:: Data provided ::
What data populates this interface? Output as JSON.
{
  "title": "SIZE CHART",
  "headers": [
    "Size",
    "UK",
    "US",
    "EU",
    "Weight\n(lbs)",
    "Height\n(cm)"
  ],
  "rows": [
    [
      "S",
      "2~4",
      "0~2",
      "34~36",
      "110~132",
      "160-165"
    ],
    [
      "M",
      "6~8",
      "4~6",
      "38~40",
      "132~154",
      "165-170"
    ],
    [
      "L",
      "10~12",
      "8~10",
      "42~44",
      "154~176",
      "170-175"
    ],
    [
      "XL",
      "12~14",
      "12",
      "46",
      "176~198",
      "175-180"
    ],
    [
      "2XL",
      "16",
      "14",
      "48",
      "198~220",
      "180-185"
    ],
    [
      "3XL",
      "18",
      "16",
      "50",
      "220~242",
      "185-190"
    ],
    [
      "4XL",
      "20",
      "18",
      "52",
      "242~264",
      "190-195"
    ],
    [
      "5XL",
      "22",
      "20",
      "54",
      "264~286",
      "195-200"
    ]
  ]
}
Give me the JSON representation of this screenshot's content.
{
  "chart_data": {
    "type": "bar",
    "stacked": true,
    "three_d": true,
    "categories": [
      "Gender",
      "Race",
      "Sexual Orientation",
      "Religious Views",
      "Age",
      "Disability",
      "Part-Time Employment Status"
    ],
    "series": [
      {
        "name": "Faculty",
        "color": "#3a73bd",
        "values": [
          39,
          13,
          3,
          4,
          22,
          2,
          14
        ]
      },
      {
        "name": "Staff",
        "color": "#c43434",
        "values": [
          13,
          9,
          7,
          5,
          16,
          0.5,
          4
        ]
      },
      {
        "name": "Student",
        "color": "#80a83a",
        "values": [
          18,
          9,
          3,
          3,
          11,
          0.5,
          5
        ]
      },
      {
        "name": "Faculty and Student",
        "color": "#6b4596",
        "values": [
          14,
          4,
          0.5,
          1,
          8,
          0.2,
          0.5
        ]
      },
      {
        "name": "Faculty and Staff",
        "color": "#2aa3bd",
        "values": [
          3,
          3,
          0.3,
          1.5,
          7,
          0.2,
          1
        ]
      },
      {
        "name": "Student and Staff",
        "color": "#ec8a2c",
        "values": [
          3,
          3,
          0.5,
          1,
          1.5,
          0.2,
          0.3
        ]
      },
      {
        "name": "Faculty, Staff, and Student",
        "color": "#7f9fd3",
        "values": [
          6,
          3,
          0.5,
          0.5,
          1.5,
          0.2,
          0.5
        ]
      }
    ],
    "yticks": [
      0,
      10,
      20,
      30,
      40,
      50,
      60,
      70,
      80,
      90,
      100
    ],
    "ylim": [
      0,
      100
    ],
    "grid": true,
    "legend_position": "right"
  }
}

:: Exercise prompt ::
Type out the whole listing above again, exactly as it stands.

:: The result ::
What data populates this interface? Output as JSON.
{
  "title": "SIZE CHART",
  "headers": [
    "Size",
    "UK",
    "US",
    "EU",
    "Weight\n(lbs)",
    "Height\n(cm)"
  ],
  "rows": [
    [
      "S",
      "2~4",
      "0~2",
      "34~36",
      "110~132",
      "160-165"
    ],
    [
      "M",
      "6~8",
      "4~6",
      "38~40",
      "132~154",
      "165-170"
    ],
    [
      "L",
      "10~12",
      "8~10",
      "42~44",
      "154~176",
      "170-175"
    ],
    [
      "XL",
      "12~14",
      "12",
      "46",
      "176~198",
      "175-180"
    ],
    [
      "2XL",
      "16",
      "14",
      "48",
      "198~220",
      "180-185"
    ],
    [
      "3XL",
      "18",
      "16",
      "50",
      "220~242",
      "185-190"
    ],
    [
      "4XL",
      "20",
      "18",
      "52",
      "242~264",
      "190-195"
    ],
    [
      "5XL",
      "22",
      "20",
      "54",
      "264~286",
      "195-200"
    ]
  ]
}
Give me the JSON representation of this screenshot's content.
{
  "chart_data": {
    "type": "bar",
    "stacked": true,
    "three_d": true,
    "categories": [
      "Gender",
      "Race",
      "Sexual Orientation",
      "Religious Views",
      "Age",
      "Disability",
      "Part-Time Employment Status"
    ],
    "series": [
      {
        "name": "Faculty",
        "color": "#3a73bd",
        "values": [
          39,
          13,
          3,
          4,
          22,
          2,
          14
        ]
      },
      {
        "name": "Staff",
        "color": "#c43434",
        "values": [
          13,
          9,
          7,
          5,
          16,
          0.5,
          4
        ]
      },
      {
        "name": "Student",
        "color": "#80a83a",
        "values": [
          18,
          9,
          3,
          3,
          11,
          0.5,
          5
        ]
      },
      {
        "name": "Faculty and Student",
        "color": "#6b4596",
        "values": [
          14,
          4,
          0.5,
          1,
          8,
          0.2,
          0.5
        ]
      },
      {
        "name": "Faculty and Staff",
        "color": "#2aa3bd",
        "values": [
          3,
          3,
          0.3,
          1.5,
          7,
          0.2,
          1
        ]
      },
      {
        "name": "Student and Staff",
        "color": "#ec8a2c",
        "values": [
          3,
          3,
          0.5,
          1,
          1.5,
          0.2,
          0.3
        ]
      },
      {
        "name": "Faculty, Staff, and Student",
        "color": "#7f9fd3",
        "values": [
          6,
          3,
          0.5,
          0.5,
          1.5,
          0.2,
          0.5
        ]
      }
    ],
    "yticks": [
      0,
      10,
      20,
      30,
      40,
      50,
      60,
      70,
      80,
      90,
      100
    ],
    "ylim": [
      0,
      100
    ],
    "grid": true,
    "legend_position": "right"
  }
}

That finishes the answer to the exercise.